— Stated exercise —
Write each record again exactly as it stands.
* Start *
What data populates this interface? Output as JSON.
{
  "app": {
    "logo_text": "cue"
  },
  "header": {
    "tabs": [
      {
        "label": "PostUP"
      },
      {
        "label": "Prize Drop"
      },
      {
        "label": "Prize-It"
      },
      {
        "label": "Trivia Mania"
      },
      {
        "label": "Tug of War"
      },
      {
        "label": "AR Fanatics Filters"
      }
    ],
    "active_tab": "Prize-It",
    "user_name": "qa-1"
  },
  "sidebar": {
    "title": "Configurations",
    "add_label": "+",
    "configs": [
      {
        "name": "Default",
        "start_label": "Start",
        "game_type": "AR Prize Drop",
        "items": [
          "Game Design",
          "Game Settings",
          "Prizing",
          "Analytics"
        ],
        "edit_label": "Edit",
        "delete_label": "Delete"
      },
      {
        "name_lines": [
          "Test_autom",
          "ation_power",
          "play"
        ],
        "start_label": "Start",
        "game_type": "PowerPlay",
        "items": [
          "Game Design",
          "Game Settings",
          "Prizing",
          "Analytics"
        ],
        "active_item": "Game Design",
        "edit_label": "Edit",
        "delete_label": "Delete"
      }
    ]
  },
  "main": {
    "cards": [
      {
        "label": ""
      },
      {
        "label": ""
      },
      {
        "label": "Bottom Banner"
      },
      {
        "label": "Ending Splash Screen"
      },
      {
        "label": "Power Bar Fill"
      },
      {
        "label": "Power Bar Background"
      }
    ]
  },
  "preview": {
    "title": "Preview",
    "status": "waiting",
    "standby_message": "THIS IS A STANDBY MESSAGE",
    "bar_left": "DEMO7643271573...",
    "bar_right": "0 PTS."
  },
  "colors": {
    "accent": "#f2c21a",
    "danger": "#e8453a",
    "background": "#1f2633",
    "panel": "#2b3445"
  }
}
* End *
— Response to the exercise —
What data populates this interface? Output as JSON.
{
  "app": {
    "logo_text": "cue"
  },
  "header": {
    "tabs": [
      {
        "label": "PostUP"
      },
      {
        "label": "Prize Drop"
      },
      {
        "label": "Prize-It"
      },
      {
        "label": "Trivia Mania"
      },
      {
        "label": "Tug of War"
      },
      {
        "label": "AR Fanatics Filters"
      }
    ],
    "active_tab": "Prize-It",
    "user_name": "qa-1"
  },
  "sidebar": {
    "title": "Configurations",
    "add_label": "+",
    "configs": [
      {
        "name": "Default",
        "start_label": "Start",
        "game_type": "AR Prize Drop",
        "items": [
          "Game Design",
          "Game Settings",
          "Prizing",
          "Analytics"
        ],
        "edit_label": "Edit",
        "delete_label": "Delete"
      },
      {
        "name_lines": [
          "Test_autom",
          "ation_power",
          "play"
        ],
        "start_label": "Start",
        "game_type": "PowerPlay",
        "items": [
          "Game Design",
          "Game Settings",
          "Prizing",
          "Analytics"
        ],
        "active_item": "Game Design",
        "edit_label": "Edit",
        "delete_label": "Delete"
      }
    ]
  },
  "main": {
    "cards": [
      {
        "label": ""
      },
      {
        "label": ""
      },
      {
        "label": "Bottom Banner"
      },
      {
        "label": "Ending Splash Screen"
      },
      {
        "label": "Power Bar Fill"
      },
      {
        "label": "Power Bar Background"
      }
    ]
  },
  "preview": {
    "title": "Preview",
    "status": "waiting",
    "standby_message": "THIS IS A STANDBY MESSAGE",
    "bar_left": "DEMO7643271573...",
    "bar_right": "0 PTS."
  },
  "colors": {
    "accent": "#f2c21a",
    "danger": "#e8453a",
    "background": "#1f2633",
    "panel": "#2b3445"
  }
}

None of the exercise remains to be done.